-- Aim --
Pick out all lines in the listing holding the string "mobileclient" and copy them.

++++++++++

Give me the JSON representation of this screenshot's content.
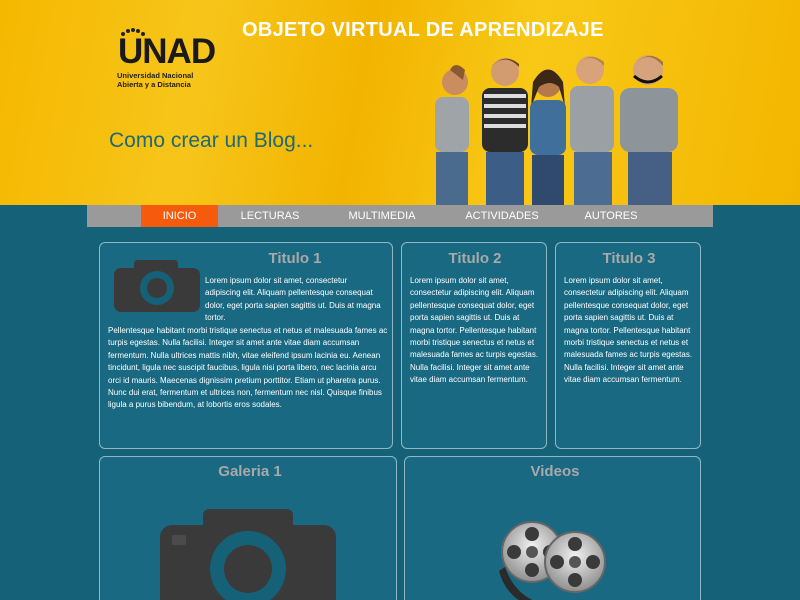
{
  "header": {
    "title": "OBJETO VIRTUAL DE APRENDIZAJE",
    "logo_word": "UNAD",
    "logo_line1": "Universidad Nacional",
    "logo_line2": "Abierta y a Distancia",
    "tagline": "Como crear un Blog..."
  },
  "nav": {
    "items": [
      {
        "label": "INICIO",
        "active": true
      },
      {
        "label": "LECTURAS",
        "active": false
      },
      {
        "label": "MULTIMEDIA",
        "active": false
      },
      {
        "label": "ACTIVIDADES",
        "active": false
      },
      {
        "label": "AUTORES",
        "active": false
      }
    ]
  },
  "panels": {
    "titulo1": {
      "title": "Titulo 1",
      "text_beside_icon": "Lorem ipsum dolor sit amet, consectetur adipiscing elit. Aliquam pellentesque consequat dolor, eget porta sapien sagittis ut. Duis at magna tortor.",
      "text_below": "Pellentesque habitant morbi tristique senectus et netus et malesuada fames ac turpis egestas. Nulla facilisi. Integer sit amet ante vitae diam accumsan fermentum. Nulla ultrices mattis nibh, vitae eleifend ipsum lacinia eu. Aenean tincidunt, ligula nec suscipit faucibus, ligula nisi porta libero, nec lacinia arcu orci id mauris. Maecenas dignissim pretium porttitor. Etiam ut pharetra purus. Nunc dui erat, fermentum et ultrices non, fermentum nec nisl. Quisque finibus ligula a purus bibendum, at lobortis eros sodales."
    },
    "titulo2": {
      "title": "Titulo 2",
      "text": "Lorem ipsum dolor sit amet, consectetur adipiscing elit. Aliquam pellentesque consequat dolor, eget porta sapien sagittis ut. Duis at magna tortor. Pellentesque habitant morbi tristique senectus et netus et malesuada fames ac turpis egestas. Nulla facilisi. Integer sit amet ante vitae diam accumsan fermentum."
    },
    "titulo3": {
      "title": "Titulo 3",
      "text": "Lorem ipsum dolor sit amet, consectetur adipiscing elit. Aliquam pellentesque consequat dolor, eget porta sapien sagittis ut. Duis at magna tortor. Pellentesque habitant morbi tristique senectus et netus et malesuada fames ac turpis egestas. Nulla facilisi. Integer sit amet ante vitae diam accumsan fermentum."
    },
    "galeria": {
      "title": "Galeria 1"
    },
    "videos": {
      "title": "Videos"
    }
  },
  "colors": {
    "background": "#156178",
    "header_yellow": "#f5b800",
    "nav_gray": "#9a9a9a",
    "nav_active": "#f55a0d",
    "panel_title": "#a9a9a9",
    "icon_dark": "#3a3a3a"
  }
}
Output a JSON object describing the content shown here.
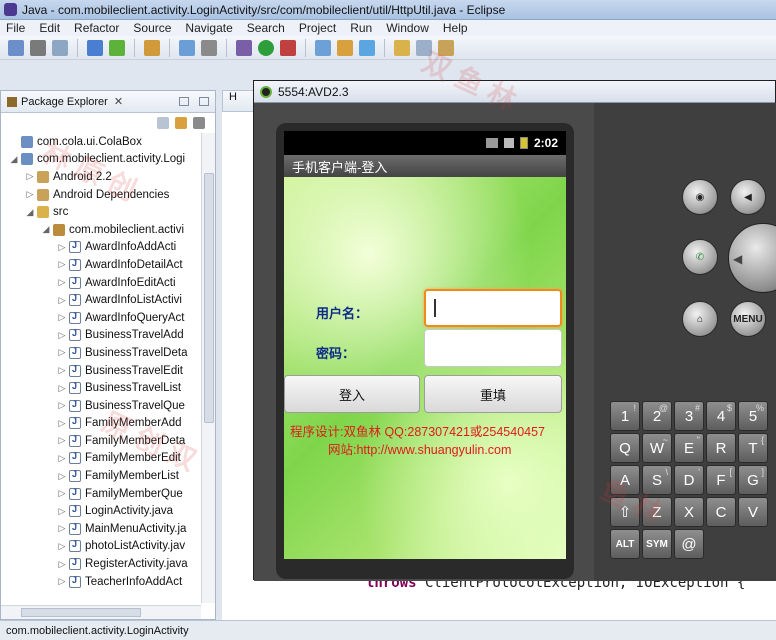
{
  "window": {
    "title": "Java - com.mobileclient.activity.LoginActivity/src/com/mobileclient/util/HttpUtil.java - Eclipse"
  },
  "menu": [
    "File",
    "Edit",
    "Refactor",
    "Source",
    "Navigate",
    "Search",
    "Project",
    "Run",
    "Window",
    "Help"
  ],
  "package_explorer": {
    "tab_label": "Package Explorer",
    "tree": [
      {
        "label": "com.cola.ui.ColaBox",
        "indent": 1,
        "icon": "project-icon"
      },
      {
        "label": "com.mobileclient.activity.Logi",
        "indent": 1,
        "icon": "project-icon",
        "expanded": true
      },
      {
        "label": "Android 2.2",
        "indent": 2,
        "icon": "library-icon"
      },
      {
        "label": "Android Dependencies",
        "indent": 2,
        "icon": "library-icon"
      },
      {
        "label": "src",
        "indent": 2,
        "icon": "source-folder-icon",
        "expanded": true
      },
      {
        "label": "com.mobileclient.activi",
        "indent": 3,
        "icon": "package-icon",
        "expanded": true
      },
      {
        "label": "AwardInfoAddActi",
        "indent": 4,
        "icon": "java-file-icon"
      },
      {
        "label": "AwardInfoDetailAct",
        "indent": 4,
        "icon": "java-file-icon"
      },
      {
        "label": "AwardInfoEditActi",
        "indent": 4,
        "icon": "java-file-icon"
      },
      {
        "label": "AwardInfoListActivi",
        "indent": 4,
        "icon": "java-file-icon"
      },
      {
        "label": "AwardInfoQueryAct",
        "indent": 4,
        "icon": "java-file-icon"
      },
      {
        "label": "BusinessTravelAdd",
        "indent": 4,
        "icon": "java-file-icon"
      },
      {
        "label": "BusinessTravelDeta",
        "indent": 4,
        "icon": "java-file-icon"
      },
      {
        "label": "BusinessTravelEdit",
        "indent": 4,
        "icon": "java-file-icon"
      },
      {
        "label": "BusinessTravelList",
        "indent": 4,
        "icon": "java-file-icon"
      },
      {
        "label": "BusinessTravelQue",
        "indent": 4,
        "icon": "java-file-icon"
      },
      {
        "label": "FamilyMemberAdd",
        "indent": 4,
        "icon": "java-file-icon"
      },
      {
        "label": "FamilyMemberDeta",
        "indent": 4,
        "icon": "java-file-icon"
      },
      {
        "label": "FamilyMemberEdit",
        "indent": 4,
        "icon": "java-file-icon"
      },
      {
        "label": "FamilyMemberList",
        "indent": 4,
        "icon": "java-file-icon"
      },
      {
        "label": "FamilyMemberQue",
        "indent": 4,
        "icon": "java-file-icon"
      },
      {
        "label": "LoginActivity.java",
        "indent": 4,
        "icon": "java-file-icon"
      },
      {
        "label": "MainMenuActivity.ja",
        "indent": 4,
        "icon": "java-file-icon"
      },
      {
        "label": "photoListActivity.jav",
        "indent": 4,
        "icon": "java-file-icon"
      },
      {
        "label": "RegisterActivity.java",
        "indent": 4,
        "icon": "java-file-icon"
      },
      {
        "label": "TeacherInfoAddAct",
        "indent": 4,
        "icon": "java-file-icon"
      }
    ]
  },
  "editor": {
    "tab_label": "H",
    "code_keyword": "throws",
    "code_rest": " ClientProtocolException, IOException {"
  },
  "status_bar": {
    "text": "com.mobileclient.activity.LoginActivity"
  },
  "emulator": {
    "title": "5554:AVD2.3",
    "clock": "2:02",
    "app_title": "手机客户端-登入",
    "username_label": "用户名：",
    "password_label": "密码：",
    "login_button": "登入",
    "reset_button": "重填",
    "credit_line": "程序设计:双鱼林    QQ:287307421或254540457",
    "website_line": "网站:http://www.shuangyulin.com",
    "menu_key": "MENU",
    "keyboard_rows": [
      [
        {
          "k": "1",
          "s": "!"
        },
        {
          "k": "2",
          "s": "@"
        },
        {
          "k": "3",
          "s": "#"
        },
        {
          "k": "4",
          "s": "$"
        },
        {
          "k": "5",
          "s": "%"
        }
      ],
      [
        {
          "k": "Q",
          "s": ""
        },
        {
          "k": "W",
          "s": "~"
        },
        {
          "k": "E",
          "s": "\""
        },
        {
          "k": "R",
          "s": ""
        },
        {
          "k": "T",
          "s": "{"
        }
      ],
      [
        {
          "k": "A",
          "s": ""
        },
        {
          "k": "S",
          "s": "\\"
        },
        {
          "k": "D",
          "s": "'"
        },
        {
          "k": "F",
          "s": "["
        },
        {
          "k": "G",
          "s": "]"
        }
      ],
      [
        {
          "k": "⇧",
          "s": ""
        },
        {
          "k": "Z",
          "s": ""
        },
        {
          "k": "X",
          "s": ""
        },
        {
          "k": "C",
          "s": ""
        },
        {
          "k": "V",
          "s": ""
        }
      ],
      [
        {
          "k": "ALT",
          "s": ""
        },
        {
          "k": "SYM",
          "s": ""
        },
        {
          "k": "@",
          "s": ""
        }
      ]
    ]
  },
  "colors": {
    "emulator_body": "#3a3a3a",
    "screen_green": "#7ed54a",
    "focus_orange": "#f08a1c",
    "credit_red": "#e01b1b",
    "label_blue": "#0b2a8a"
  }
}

++++++++++

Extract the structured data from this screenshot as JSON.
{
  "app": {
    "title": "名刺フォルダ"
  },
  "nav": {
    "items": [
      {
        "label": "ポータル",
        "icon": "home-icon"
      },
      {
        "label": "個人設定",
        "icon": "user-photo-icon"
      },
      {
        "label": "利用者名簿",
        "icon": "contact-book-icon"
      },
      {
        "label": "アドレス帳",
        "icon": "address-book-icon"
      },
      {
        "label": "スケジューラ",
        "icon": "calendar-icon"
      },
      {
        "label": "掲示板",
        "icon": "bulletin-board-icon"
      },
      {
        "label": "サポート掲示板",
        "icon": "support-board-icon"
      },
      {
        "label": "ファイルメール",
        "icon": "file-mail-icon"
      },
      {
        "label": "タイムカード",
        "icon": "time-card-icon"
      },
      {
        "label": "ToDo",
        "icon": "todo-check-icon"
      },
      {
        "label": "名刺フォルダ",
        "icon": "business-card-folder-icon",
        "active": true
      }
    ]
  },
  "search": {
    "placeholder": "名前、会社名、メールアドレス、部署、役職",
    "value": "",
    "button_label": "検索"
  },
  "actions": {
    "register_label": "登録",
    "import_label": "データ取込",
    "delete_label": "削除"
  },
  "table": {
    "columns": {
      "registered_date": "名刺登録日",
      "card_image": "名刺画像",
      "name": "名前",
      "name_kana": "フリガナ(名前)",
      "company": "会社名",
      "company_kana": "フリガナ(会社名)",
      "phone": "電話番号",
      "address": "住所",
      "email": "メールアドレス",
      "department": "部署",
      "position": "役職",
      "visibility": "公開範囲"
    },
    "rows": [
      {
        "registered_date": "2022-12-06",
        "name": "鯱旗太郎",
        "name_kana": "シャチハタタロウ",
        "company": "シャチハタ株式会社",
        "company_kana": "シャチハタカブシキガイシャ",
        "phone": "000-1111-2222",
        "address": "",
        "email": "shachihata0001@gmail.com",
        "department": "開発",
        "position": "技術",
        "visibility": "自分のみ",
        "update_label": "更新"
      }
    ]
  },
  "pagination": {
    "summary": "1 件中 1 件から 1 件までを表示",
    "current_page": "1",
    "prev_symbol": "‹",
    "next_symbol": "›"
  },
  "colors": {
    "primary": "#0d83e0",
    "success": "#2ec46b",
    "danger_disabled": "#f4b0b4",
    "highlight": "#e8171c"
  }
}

++++++++++

-- Task output --
    "title": "Java - com.mobileclient.activity.LoginActivity/src/com/mobileclient/util/HttpUtil.java - Eclipse"
        "label": "com.mobileclient.activity.Logi",
        "label": "com.mobileclient.activi",
    "text": "com.mobileclient.activity.LoginActivity"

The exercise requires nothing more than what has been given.